Reproduce the lines of the material exactly, excluding every image.

### Material shown
----------------

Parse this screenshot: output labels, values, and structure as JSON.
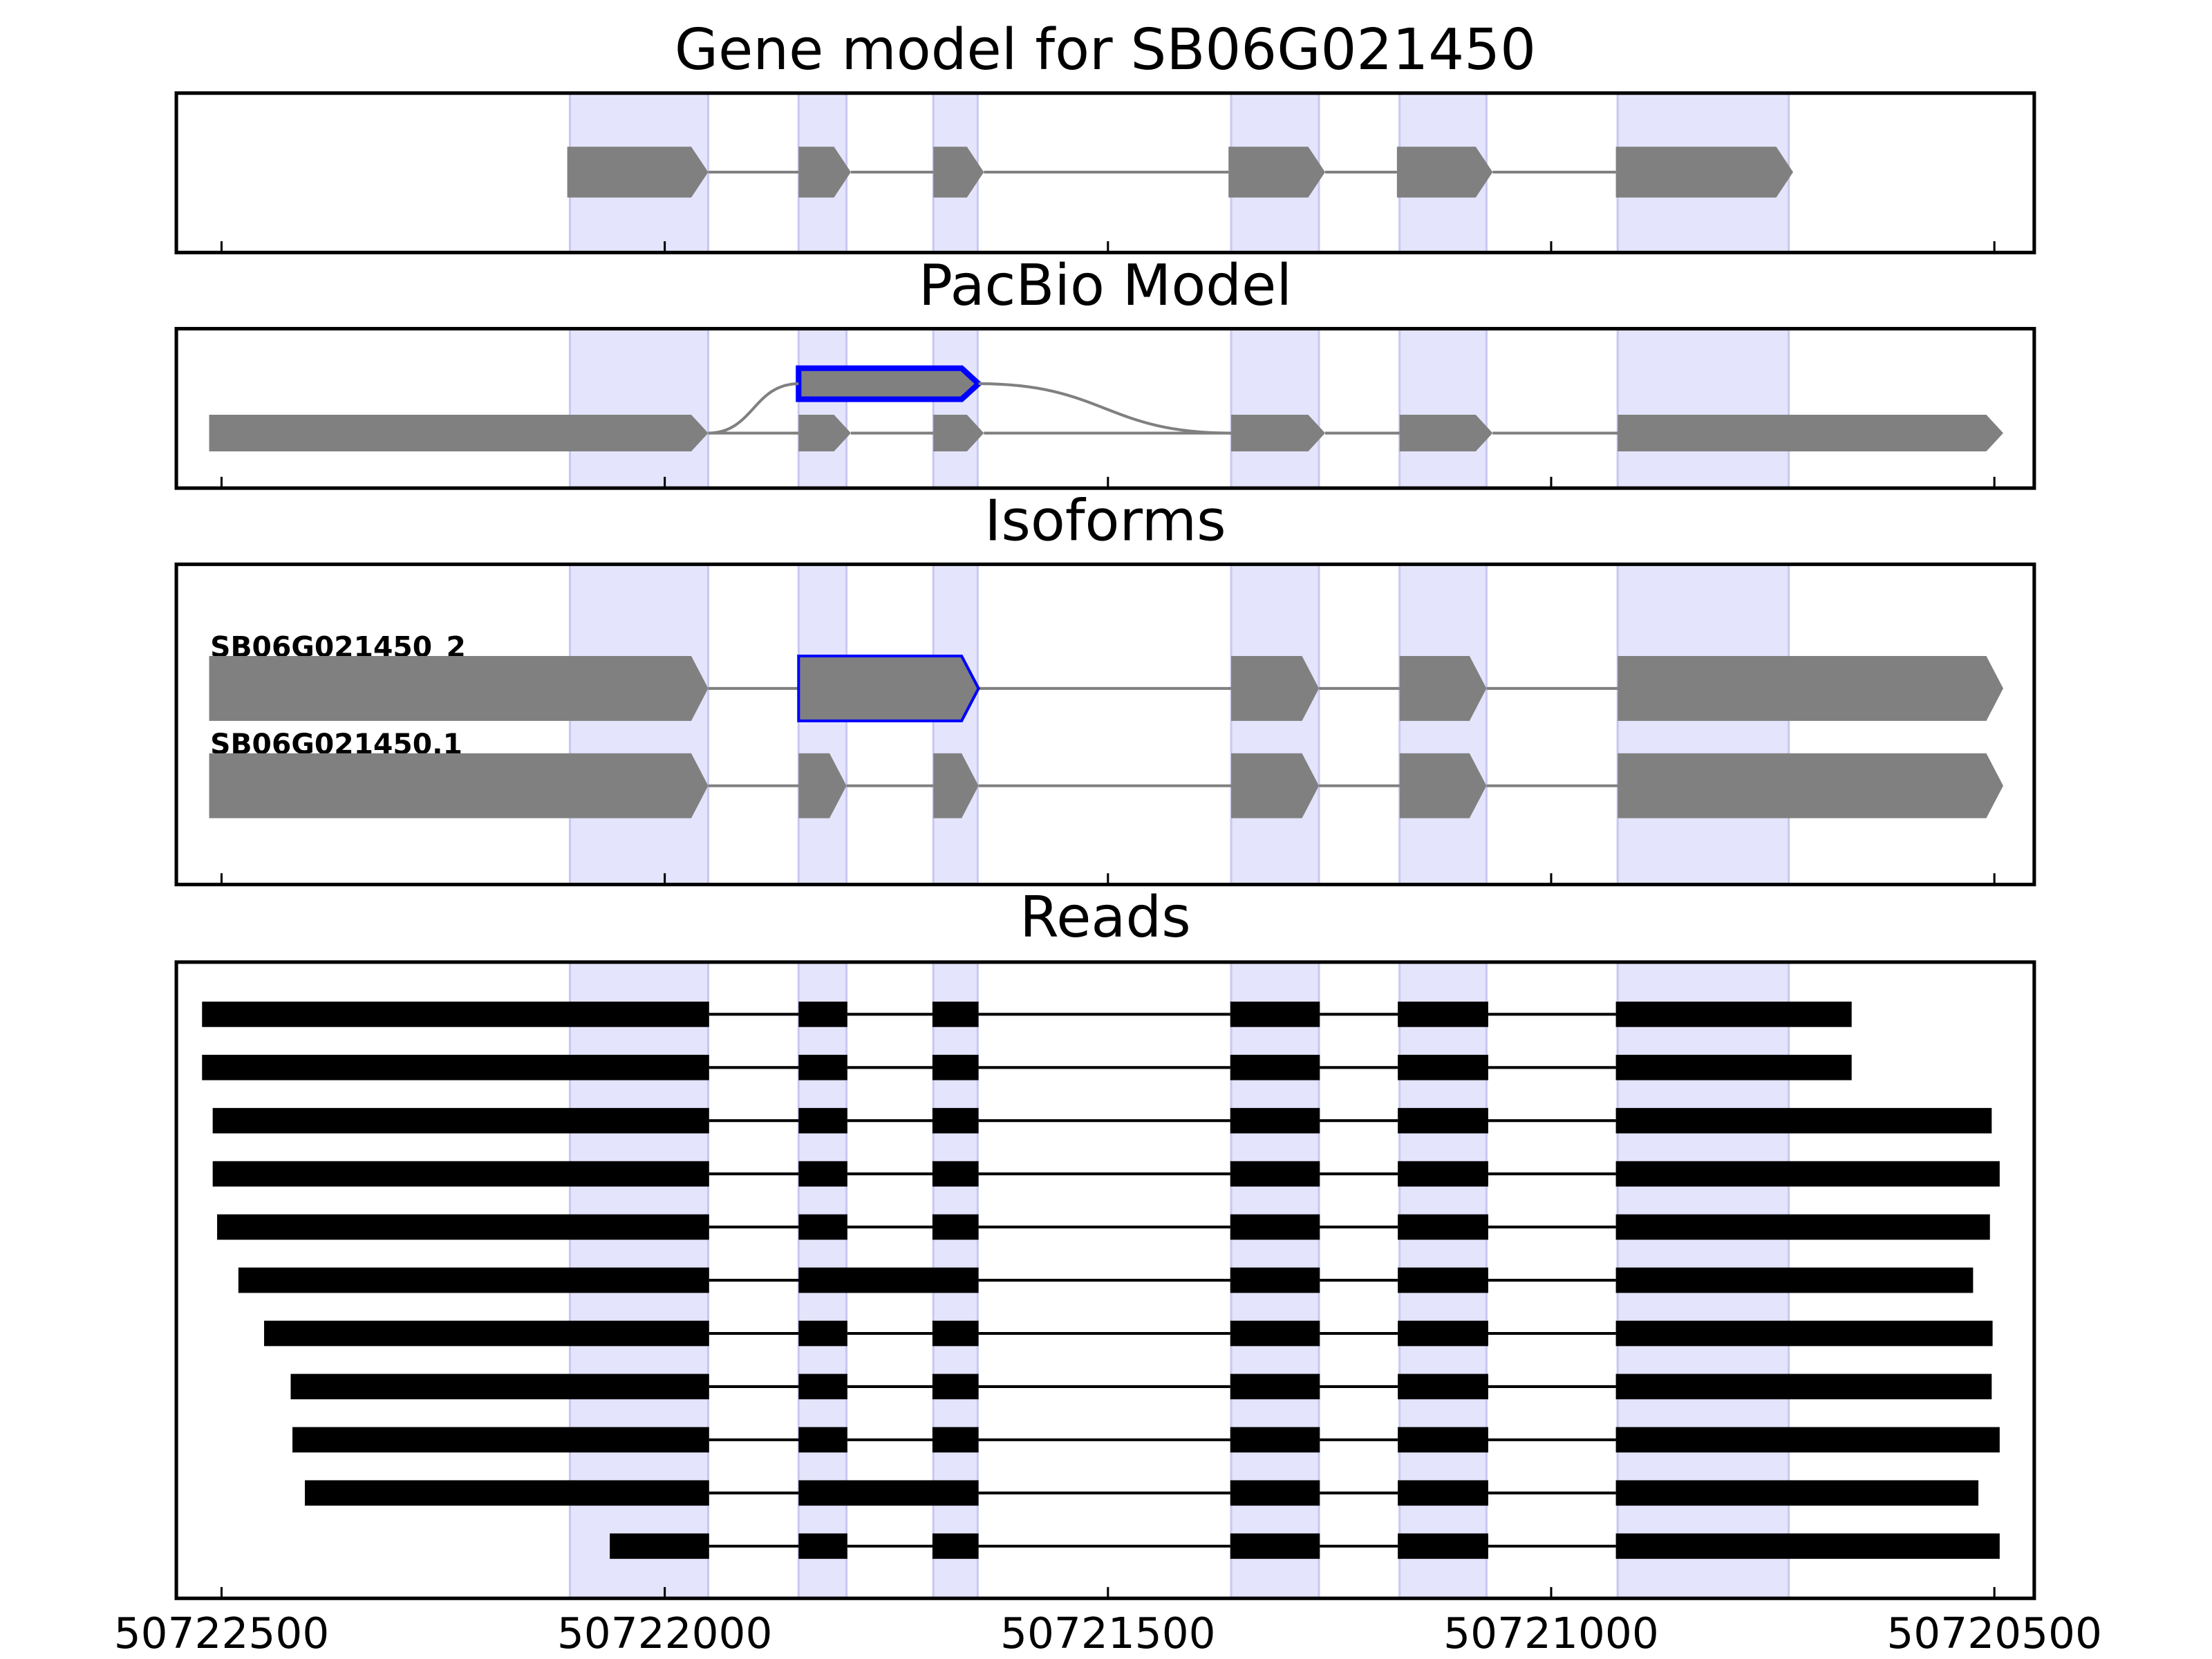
{
  "chart_data": [
    {
      "type": "gene",
      "title": "Gene model for SB06G021450",
      "xlim": [
        50722551,
        50720455
      ],
      "xticks": [
        50722500,
        50722000,
        50721500,
        50721000,
        50720500
      ],
      "highlight_color": "#e4e4fc",
      "exon_color": "#808080",
      "highlights": [
        [
          50722107,
          50721951
        ],
        [
          50721849,
          50721795
        ],
        [
          50721697,
          50721647
        ],
        [
          50721361,
          50721262
        ],
        [
          50721171,
          50721073
        ],
        [
          50720925,
          50720732
        ]
      ],
      "tracks": [
        {
          "exons": [
            [
              50722110,
              50721951
            ],
            [
              50721849,
              50721790
            ],
            [
              50721697,
              50721640
            ],
            [
              50721364,
              50721255
            ],
            [
              50721174,
              50721066
            ],
            [
              50720927,
              50720727
            ]
          ]
        }
      ]
    },
    {
      "type": "pacbio",
      "title": "PacBio Model",
      "xlim": [
        50722551,
        50720455
      ],
      "xticks": [
        50722500,
        50722000,
        50721500,
        50721000,
        50720500
      ],
      "highlight_color": "#e4e4fc",
      "exon_color": "#808080",
      "outline_color": "#0000ff",
      "highlights": [
        [
          50722107,
          50721951
        ],
        [
          50721849,
          50721795
        ],
        [
          50721697,
          50721647
        ],
        [
          50721361,
          50721262
        ],
        [
          50721171,
          50721073
        ],
        [
          50720925,
          50720732
        ]
      ],
      "tracks": [
        {
          "exons": [
            [
              50722514,
              50721951
            ],
            [
              50721849,
              50721790
            ],
            [
              50721697,
              50721640
            ],
            [
              50721361,
              50721255
            ],
            [
              50721171,
              50721066
            ],
            [
              50720925,
              50720490
            ]
          ]
        },
        {
          "exons": [
            [
              50721849,
              50721646
            ]
          ],
          "outlined": [
            0
          ]
        }
      ]
    },
    {
      "type": "isoforms",
      "title": "Isoforms",
      "xlim": [
        50722551,
        50720455
      ],
      "xticks": [
        50722500,
        50722000,
        50721500,
        50721000,
        50720500
      ],
      "highlight_color": "#e4e4fc",
      "exon_color": "#808080",
      "outline_color": "#0000ff",
      "highlights": [
        [
          50722107,
          50721951
        ],
        [
          50721849,
          50721795
        ],
        [
          50721697,
          50721647
        ],
        [
          50721361,
          50721262
        ],
        [
          50721171,
          50721073
        ],
        [
          50720925,
          50720732
        ]
      ],
      "tracks": [
        {
          "name": "SB06G021450_2",
          "exons": [
            [
              50722514,
              50721951
            ],
            [
              50721849,
              50721646
            ],
            [
              50721361,
              50721262
            ],
            [
              50721171,
              50721073
            ],
            [
              50720925,
              50720490
            ]
          ],
          "outlined": [
            1
          ]
        },
        {
          "name": "SB06G021450.1",
          "exons": [
            [
              50722514,
              50721951
            ],
            [
              50721849,
              50721795
            ],
            [
              50721697,
              50721646
            ],
            [
              50721361,
              50721262
            ],
            [
              50721171,
              50721073
            ],
            [
              50720925,
              50720490
            ]
          ]
        }
      ]
    },
    {
      "type": "reads",
      "title": "Reads",
      "xlim": [
        50722551,
        50720455
      ],
      "xticks": [
        50722500,
        50722000,
        50721500,
        50721000,
        50720500
      ],
      "highlight_color": "#e4e4fc",
      "exon_color": "#000000",
      "highlights": [
        [
          50722107,
          50721951
        ],
        [
          50721849,
          50721795
        ],
        [
          50721697,
          50721647
        ],
        [
          50721361,
          50721262
        ],
        [
          50721171,
          50721073
        ],
        [
          50720925,
          50720732
        ]
      ],
      "tracks": [
        {
          "exons": [
            [
              50722522,
              50721950
            ],
            [
              50721849,
              50721794
            ],
            [
              50721698,
              50721646
            ],
            [
              50721362,
              50721261
            ],
            [
              50721173,
              50721071
            ],
            [
              50720927,
              50720661
            ]
          ]
        },
        {
          "exons": [
            [
              50722522,
              50721950
            ],
            [
              50721849,
              50721794
            ],
            [
              50721698,
              50721646
            ],
            [
              50721362,
              50721261
            ],
            [
              50721173,
              50721071
            ],
            [
              50720927,
              50720661
            ]
          ]
        },
        {
          "exons": [
            [
              50722510,
              50721950
            ],
            [
              50721849,
              50721794
            ],
            [
              50721698,
              50721646
            ],
            [
              50721362,
              50721261
            ],
            [
              50721173,
              50721071
            ],
            [
              50720927,
              50720503
            ]
          ]
        },
        {
          "exons": [
            [
              50722510,
              50721950
            ],
            [
              50721849,
              50721794
            ],
            [
              50721698,
              50721646
            ],
            [
              50721362,
              50721261
            ],
            [
              50721173,
              50721071
            ],
            [
              50720927,
              50720494
            ]
          ]
        },
        {
          "exons": [
            [
              50722505,
              50721950
            ],
            [
              50721849,
              50721794
            ],
            [
              50721698,
              50721646
            ],
            [
              50721362,
              50721261
            ],
            [
              50721173,
              50721071
            ],
            [
              50720927,
              50720505
            ]
          ]
        },
        {
          "exons": [
            [
              50722481,
              50721950
            ],
            [
              50721849,
              50721646
            ],
            [
              50721362,
              50721261
            ],
            [
              50721173,
              50721071
            ],
            [
              50720927,
              50720524
            ]
          ]
        },
        {
          "exons": [
            [
              50722452,
              50721950
            ],
            [
              50721849,
              50721794
            ],
            [
              50721698,
              50721646
            ],
            [
              50721362,
              50721261
            ],
            [
              50721173,
              50721071
            ],
            [
              50720927,
              50720502
            ]
          ]
        },
        {
          "exons": [
            [
              50722422,
              50721950
            ],
            [
              50721849,
              50721794
            ],
            [
              50721698,
              50721646
            ],
            [
              50721362,
              50721261
            ],
            [
              50721173,
              50721071
            ],
            [
              50720927,
              50720503
            ]
          ]
        },
        {
          "exons": [
            [
              50722420,
              50721950
            ],
            [
              50721849,
              50721794
            ],
            [
              50721698,
              50721646
            ],
            [
              50721362,
              50721261
            ],
            [
              50721173,
              50721071
            ],
            [
              50720927,
              50720494
            ]
          ]
        },
        {
          "exons": [
            [
              50722406,
              50721950
            ],
            [
              50721849,
              50721646
            ],
            [
              50721362,
              50721261
            ],
            [
              50721173,
              50721071
            ],
            [
              50720927,
              50720518
            ]
          ]
        },
        {
          "exons": [
            [
              50722062,
              50721950
            ],
            [
              50721849,
              50721794
            ],
            [
              50721698,
              50721646
            ],
            [
              50721362,
              50721261
            ],
            [
              50721173,
              50721071
            ],
            [
              50720927,
              50720494
            ]
          ]
        }
      ]
    }
  ]
}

----------------

### The completed task
Parse this screenshot: output labels, values, and structure as JSON.
{
  "chart_data": [
    {
      "type": "gene",
      "title": "Gene model for SB06G021450",
      "xlim": [
        50722551,
        50720455
      ],
      "xticks": [
        50722500,
        50722000,
        50721500,
        50721000,
        50720500
      ],
      "highlight_color": "#e4e4fc",
      "exon_color": "#808080",
      "highlights": [
        [
          50722107,
          50721951
        ],
        [
          50721849,
          50721795
        ],
        [
          50721697,
          50721647
        ],
        [
          50721361,
          50721262
        ],
        [
          50721171,
          50721073
        ],
        [
          50720925,
          50720732
        ]
      ],
      "tracks": [
        {
          "exons": [
            [
              50722110,
              50721951
            ],
            [
              50721849,
              50721790
            ],
            [
              50721697,
              50721640
            ],
            [
              50721364,
              50721255
            ],
            [
              50721174,
              50721066
            ],
            [
              50720927,
              50720727
            ]
          ]
        }
      ]
    },
    {
      "type": "pacbio",
      "title": "PacBio Model",
      "xlim": [
        50722551,
        50720455
      ],
      "xticks": [
        50722500,
        50722000,
        50721500,
        50721000,
        50720500
      ],
      "highlight_color": "#e4e4fc",
      "exon_color": "#808080",
      "outline_color": "#0000ff",
      "highlights": [
        [
          50722107,
          50721951
        ],
        [
          50721849,
          50721795
        ],
        [
          50721697,
          50721647
        ],
        [
          50721361,
          50721262
        ],
        [
          50721171,
          50721073
        ],
        [
          50720925,
          50720732
        ]
      ],
      "tracks": [
        {
          "exons": [
            [
              50722514,
              50721951
            ],
            [
              50721849,
              50721790
            ],
            [
              50721697,
              50721640
            ],
            [
              50721361,
              50721255
            ],
            [
              50721171,
              50721066
            ],
            [
              50720925,
              50720490
            ]
          ]
        },
        {
          "exons": [
            [
              50721849,
              50721646
            ]
          ],
          "outlined": [
            0
          ]
        }
      ]
    },
    {
      "type": "isoforms",
      "title": "Isoforms",
      "xlim": [
        50722551,
        50720455
      ],
      "xticks": [
        50722500,
        50722000,
        50721500,
        50721000,
        50720500
      ],
      "highlight_color": "#e4e4fc",
      "exon_color": "#808080",
      "outline_color": "#0000ff",
      "highlights": [
        [
          50722107,
          50721951
        ],
        [
          50721849,
          50721795
        ],
        [
          50721697,
          50721647
        ],
        [
          50721361,
          50721262
        ],
        [
          50721171,
          50721073
        ],
        [
          50720925,
          50720732
        ]
      ],
      "tracks": [
        {
          "name": "SB06G021450_2",
          "exons": [
            [
              50722514,
              50721951
            ],
            [
              50721849,
              50721646
            ],
            [
              50721361,
              50721262
            ],
            [
              50721171,
              50721073
            ],
            [
              50720925,
              50720490
            ]
          ],
          "outlined": [
            1
          ]
        },
        {
          "name": "SB06G021450.1",
          "exons": [
            [
              50722514,
              50721951
            ],
            [
              50721849,
              50721795
            ],
            [
              50721697,
              50721646
            ],
            [
              50721361,
              50721262
            ],
            [
              50721171,
              50721073
            ],
            [
              50720925,
              50720490
            ]
          ]
        }
      ]
    },
    {
      "type": "reads",
      "title": "Reads",
      "xlim": [
        50722551,
        50720455
      ],
      "xticks": [
        50722500,
        50722000,
        50721500,
        50721000,
        50720500
      ],
      "highlight_color": "#e4e4fc",
      "exon_color": "#000000",
      "highlights": [
        [
          50722107,
          50721951
        ],
        [
          50721849,
          50721795
        ],
        [
          50721697,
          50721647
        ],
        [
          50721361,
          50721262
        ],
        [
          50721171,
          50721073
        ],
        [
          50720925,
          50720732
        ]
      ],
      "tracks": [
        {
          "exons": [
            [
              50722522,
              50721950
            ],
            [
              50721849,
              50721794
            ],
            [
              50721698,
              50721646
            ],
            [
              50721362,
              50721261
            ],
            [
              50721173,
              50721071
            ],
            [
              50720927,
              50720661
            ]
          ]
        },
        {
          "exons": [
            [
              50722522,
              50721950
            ],
            [
              50721849,
              50721794
            ],
            [
              50721698,
              50721646
            ],
            [
              50721362,
              50721261
            ],
            [
              50721173,
              50721071
            ],
            [
              50720927,
              50720661
            ]
          ]
        },
        {
          "exons": [
            [
              50722510,
              50721950
            ],
            [
              50721849,
              50721794
            ],
            [
              50721698,
              50721646
            ],
            [
              50721362,
              50721261
            ],
            [
              50721173,
              50721071
            ],
            [
              50720927,
              50720503
            ]
          ]
        },
        {
          "exons": [
            [
              50722510,
              50721950
            ],
            [
              50721849,
              50721794
            ],
            [
              50721698,
              50721646
            ],
            [
              50721362,
              50721261
            ],
            [
              50721173,
              50721071
            ],
            [
              50720927,
              50720494
            ]
          ]
        },
        {
          "exons": [
            [
              50722505,
              50721950
            ],
            [
              50721849,
              50721794
            ],
            [
              50721698,
              50721646
            ],
            [
              50721362,
              50721261
            ],
            [
              50721173,
              50721071
            ],
            [
              50720927,
              50720505
            ]
          ]
        },
        {
          "exons": [
            [
              50722481,
              50721950
            ],
            [
              50721849,
              50721646
            ],
            [
              50721362,
              50721261
            ],
            [
              50721173,
              50721071
            ],
            [
              50720927,
              50720524
            ]
          ]
        },
        {
          "exons": [
            [
              50722452,
              50721950
            ],
            [
              50721849,
              50721794
            ],
            [
              50721698,
              50721646
            ],
            [
              50721362,
              50721261
            ],
            [
              50721173,
              50721071
            ],
            [
              50720927,
              50720502
            ]
          ]
        },
        {
          "exons": [
            [
              50722422,
              50721950
            ],
            [
              50721849,
              50721794
            ],
            [
              50721698,
              50721646
            ],
            [
              50721362,
              50721261
            ],
            [
              50721173,
              50721071
            ],
            [
              50720927,
              50720503
            ]
          ]
        },
        {
          "exons": [
            [
              50722420,
              50721950
            ],
            [
              50721849,
              50721794
            ],
            [
              50721698,
              50721646
            ],
            [
              50721362,
              50721261
            ],
            [
              50721173,
              50721071
            ],
            [
              50720927,
              50720494
            ]
          ]
        },
        {
          "exons": [
            [
              50722406,
              50721950
            ],
            [
              50721849,
              50721646
            ],
            [
              50721362,
              50721261
            ],
            [
              50721173,
              50721071
            ],
            [
              50720927,
              50720518
            ]
          ]
        },
        {
          "exons": [
            [
              50722062,
              50721950
            ],
            [
              50721849,
              50721794
            ],
            [
              50721698,
              50721646
            ],
            [
              50721362,
              50721261
            ],
            [
              50721173,
              50721071
            ],
            [
              50720927,
              50720494
            ]
          ]
        }
      ]
    }
  ]
}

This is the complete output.